◆ WHAT YOU HAVE TO DO: Wherever the string "flag" appears in the listing, copy that line.

◆ SOURCE RECORDS:

[Start]

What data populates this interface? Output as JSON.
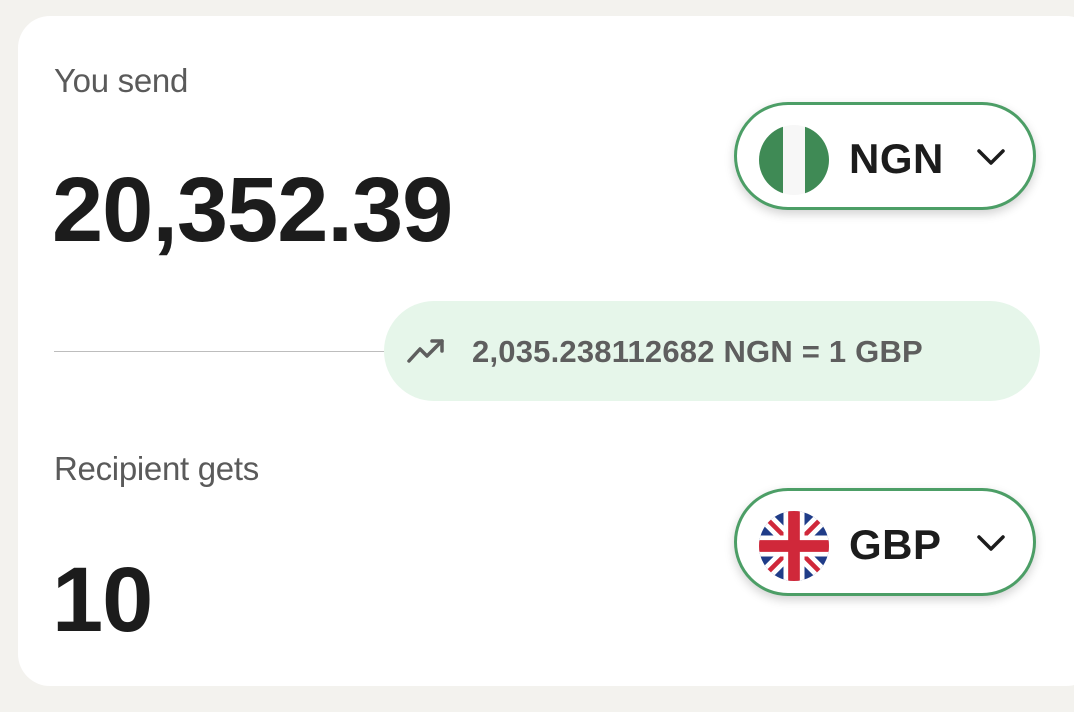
{
  "send": {
    "label": "You send",
    "amount": "20,352.39",
    "currency": {
      "code": "NGN",
      "flag_icon": "nigeria-flag-icon",
      "dropdown_icon": "chevron-down-icon"
    }
  },
  "rate": {
    "icon": "trending-up-icon",
    "text": "2,035.238112682 NGN = 1 GBP",
    "background_color": "#e6f6ea"
  },
  "receive": {
    "label": "Recipient gets",
    "amount": "10",
    "currency": {
      "code": "GBP",
      "flag_icon": "uk-flag-icon",
      "dropdown_icon": "chevron-down-icon"
    }
  },
  "colors": {
    "accent": "#4c9e66",
    "text_primary": "#1c1c1c",
    "text_secondary": "#5a5a5a",
    "page_background": "#f3f2ee",
    "card_background": "#ffffff"
  }
}
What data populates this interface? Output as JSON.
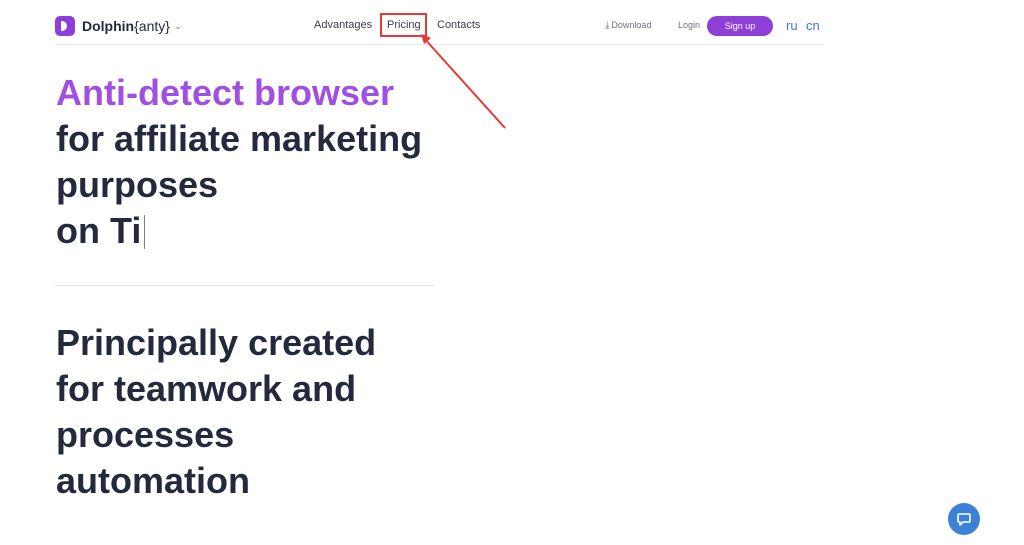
{
  "header": {
    "brand": {
      "name": "Dolphin",
      "suffix": "{anty}",
      "icon": "dolphin-logo-icon"
    },
    "nav": [
      {
        "label": "Advantages"
      },
      {
        "label": "Pricing"
      },
      {
        "label": "Contacts"
      }
    ],
    "download_label": "Download",
    "login_label": "Login",
    "signup_label": "Sign up",
    "languages": [
      "ru",
      "cn"
    ]
  },
  "hero": {
    "accent_line": "Anti-detect browser",
    "lines": [
      "for affiliate marketing",
      "purposes",
      "on Ti"
    ]
  },
  "section2": {
    "lines": [
      "Principally created",
      "for teamwork and",
      "processes",
      "automation"
    ]
  },
  "colors": {
    "accent": "#a14fe0",
    "brand": "#8e3fd8",
    "annotation": "#e53935",
    "chat": "#3b82d6"
  }
}
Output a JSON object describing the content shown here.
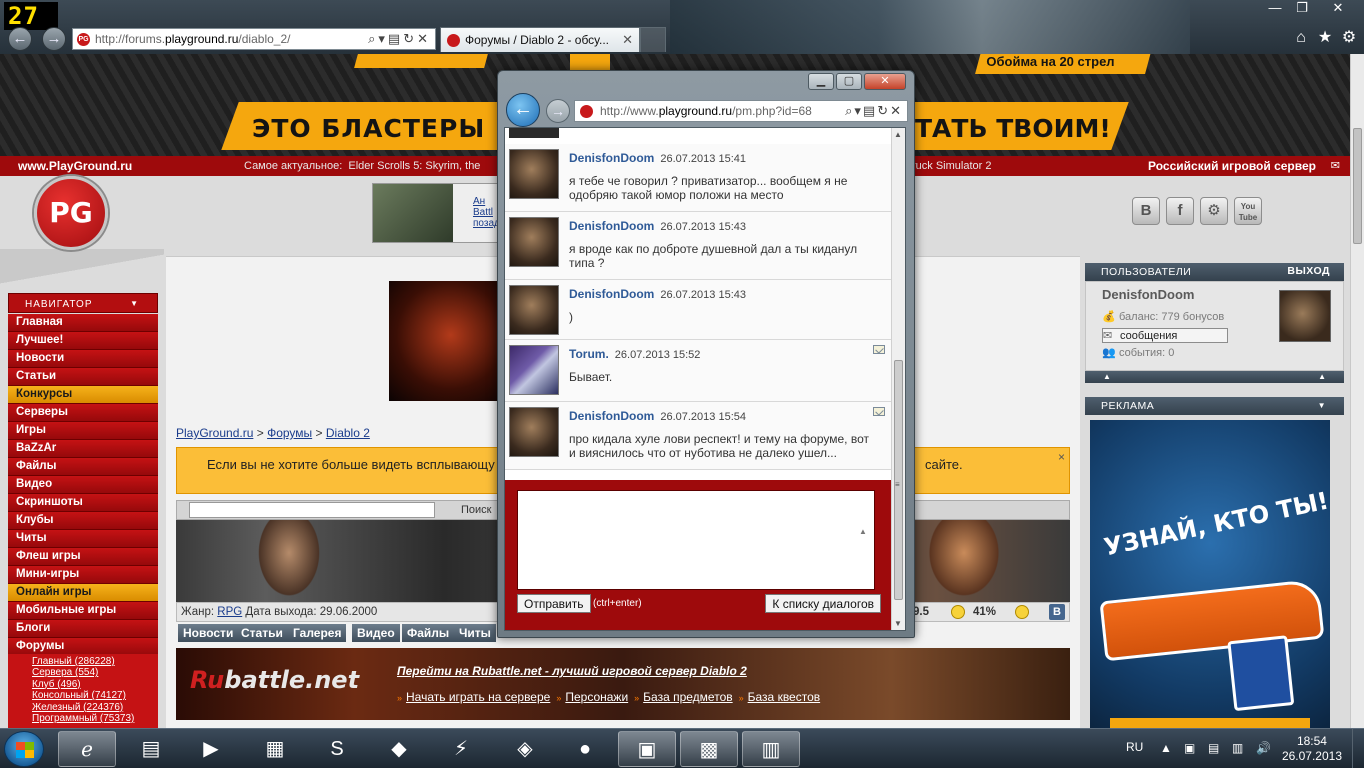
{
  "overlay": {
    "fps": "27"
  },
  "browser": {
    "url_prefix": "http://forums.",
    "url_domain": "playground.ru",
    "url_suffix": "/diablo_2/",
    "tab_title": "Форумы / Diablo 2 - обсу..."
  },
  "banner": {
    "headline_left": "ЭТО БЛАСТЕРЫ N",
    "headline_right": "ТАТЬ ТВОИМ!",
    "top_ad": "Обойма на 20 стрел"
  },
  "redbar": {
    "site": "www.PlayGround.ru",
    "hot_label": "Самое актуальное:",
    "hot_item": "Elder Scrolls 5: Skyrim, the",
    "hot_item2": "ruck Simulator 2",
    "server": "Российский игровой сервер"
  },
  "logo": {
    "text": "PG"
  },
  "adbox": {
    "text": "Ан\nBattl\nпозад"
  },
  "social": [
    {
      "name": "vk",
      "label": "B"
    },
    {
      "name": "facebook",
      "label": "f"
    },
    {
      "name": "steam",
      "label": "⚙"
    },
    {
      "name": "youtube",
      "label": "You\nTube"
    }
  ],
  "nav": {
    "header": "НАВИГАТОР",
    "items": [
      {
        "label": "Главная",
        "highlight": false
      },
      {
        "label": "Лучшее!",
        "highlight": false
      },
      {
        "label": "Новости",
        "highlight": false
      },
      {
        "label": "Статьи",
        "highlight": false
      },
      {
        "label": "Конкурсы",
        "highlight": true
      },
      {
        "label": "Серверы",
        "highlight": false
      },
      {
        "label": "Игры",
        "highlight": false
      },
      {
        "label": "BaZzAr",
        "highlight": false
      },
      {
        "label": "Файлы",
        "highlight": false
      },
      {
        "label": "Видео",
        "highlight": false
      },
      {
        "label": "Скриншоты",
        "highlight": false
      },
      {
        "label": "Клубы",
        "highlight": false
      },
      {
        "label": "Читы",
        "highlight": false
      },
      {
        "label": "Флеш игры",
        "highlight": false
      },
      {
        "label": "Мини-игры",
        "highlight": false
      },
      {
        "label": "Онлайн игры",
        "highlight": true
      },
      {
        "label": "Мобильные игры",
        "highlight": false
      },
      {
        "label": "Блоги",
        "highlight": false
      },
      {
        "label": "Форумы",
        "highlight": false
      }
    ],
    "subforums": [
      "Главный (286228)",
      "Сервера (554)",
      "Клуб (496)",
      "Консольный (74127)",
      "Железный (224376)",
      "Программный (75373)"
    ]
  },
  "breadcrumb": {
    "home": "PlayGround.ru",
    "sep": ">",
    "forums": "Форумы",
    "game": "Diablo 2"
  },
  "notice": {
    "text": "Если вы не хотите больше видеть всплывающу",
    "text_end": "сайте.",
    "close": "×"
  },
  "gamebar": {
    "search_label": "Поиск"
  },
  "gameinfo": {
    "genre_label": "Жанр:",
    "genre": "RPG",
    "release_label": "Дата выхода:",
    "release": "29.06.2000",
    "rating": "9.5",
    "percent": "41%"
  },
  "gametabs": [
    "Новости",
    "Статьи",
    "Галерея",
    "Видео",
    "Файлы",
    "Читы"
  ],
  "rubattle": {
    "logo_r": "Ru",
    "logo_rest": "battle.net",
    "title": "Перейти на Rubattle.net - лучший игровой сервер Diablo 2",
    "links": [
      "Начать играть на сервере",
      "Персонажи",
      "База предметов",
      "База квестов"
    ]
  },
  "users": {
    "header": "ПОЛЬЗОВАТЕЛИ",
    "logout": "ВЫХОД",
    "name": "DenisfonDoom",
    "balance": "баланс: 779 бонусов",
    "messages": "сообщения",
    "events": "события: 0"
  },
  "ads": {
    "header": "РЕКЛАМА",
    "slogan": "УЗНАЙ, КТО ТЫ!"
  },
  "popup": {
    "url_prefix": "http://www.",
    "url_domain": "playground.ru",
    "url_suffix": "/pm.php?id=68",
    "messages": [
      {
        "author": "DenisfonDoom",
        "time": "26.07.2013 15:41",
        "text": "я тебе че говорил ? приватизатор... вообщем я не одобряю такой юмор положи на место",
        "avatar": "dd",
        "read": false
      },
      {
        "author": "DenisfonDoom",
        "time": "26.07.2013 15:43",
        "text": "я вроде как по доброте душевной дал а ты киданул типа ?",
        "avatar": "dd",
        "read": false
      },
      {
        "author": "DenisfonDoom",
        "time": "26.07.2013 15:43",
        "text": ")",
        "avatar": "dd",
        "read": false
      },
      {
        "author": "Torum.",
        "time": "26.07.2013 15:52",
        "text": "Бывает.",
        "avatar": "tr",
        "read": true
      },
      {
        "author": "DenisfonDoom",
        "time": "26.07.2013 15:54",
        "text": "про кидала хуле лови респект! и тему на форуме, вот и вияснилось что от нуботива не далеко ушел...",
        "avatar": "dd",
        "read": true
      }
    ],
    "send_label": "Отправить",
    "send_hint": "(ctrl+enter)",
    "list_label": "К списку диалогов"
  },
  "taskbar": {
    "lang": "RU",
    "time": "18:54",
    "date": "26.07.2013"
  }
}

[End]

◆ TASK RESULT:
      "flag_icon": "nigeria-flag-icon",
      "flag_icon": "uk-flag-icon",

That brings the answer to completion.